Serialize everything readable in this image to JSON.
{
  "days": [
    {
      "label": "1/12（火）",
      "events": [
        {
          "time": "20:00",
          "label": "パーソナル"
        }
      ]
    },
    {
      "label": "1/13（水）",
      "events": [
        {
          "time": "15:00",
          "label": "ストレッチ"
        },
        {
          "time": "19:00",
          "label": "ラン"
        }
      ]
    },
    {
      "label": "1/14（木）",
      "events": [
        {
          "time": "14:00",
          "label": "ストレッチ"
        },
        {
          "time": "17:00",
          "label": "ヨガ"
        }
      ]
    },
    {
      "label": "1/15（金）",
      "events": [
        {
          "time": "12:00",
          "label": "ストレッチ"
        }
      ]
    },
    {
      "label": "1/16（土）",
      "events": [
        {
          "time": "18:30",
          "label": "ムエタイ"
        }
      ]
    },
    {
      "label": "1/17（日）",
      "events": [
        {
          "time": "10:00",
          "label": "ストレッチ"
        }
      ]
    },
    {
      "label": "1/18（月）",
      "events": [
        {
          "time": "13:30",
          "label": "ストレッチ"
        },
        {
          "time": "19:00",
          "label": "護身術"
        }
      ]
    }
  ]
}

──────────────────────────────

== Required task ==
The whole listing above needs to be written out again exactly.

== Final result ==
Serialize everything readable in this image to JSON.
{
  "days": [
    {
      "label": "1/12（火）",
      "events": [
        {
          "time": "20:00",
          "label": "パーソナル"
        }
      ]
    },
    {
      "label": "1/13（水）",
      "events": [
        {
          "time": "15:00",
          "label": "ストレッチ"
        },
        {
          "time": "19:00",
          "label": "ラン"
        }
      ]
    },
    {
      "label": "1/14（木）",
      "events": [
        {
          "time": "14:00",
          "label": "ストレッチ"
        },
        {
          "time": "17:00",
          "label": "ヨガ"
        }
      ]
    },
    {
      "label": "1/15（金）",
      "events": [
        {
          "time": "12:00",
          "label": "ストレッチ"
        }
      ]
    },
    {
      "label": "1/16（土）",
      "events": [
        {
          "time": "18:30",
          "label": "ムエタイ"
        }
      ]
    },
    {
      "label": "1/17（日）",
      "events": [
        {
          "time": "10:00",
          "label": "ストレッチ"
        }
      ]
    },
    {
      "label": "1/18（月）",
      "events": [
        {
          "time": "13:30",
          "label": "ストレッチ"
        },
        {
          "time": "19:00",
          "label": "護身術"
        }
      ]
    }
  ]
}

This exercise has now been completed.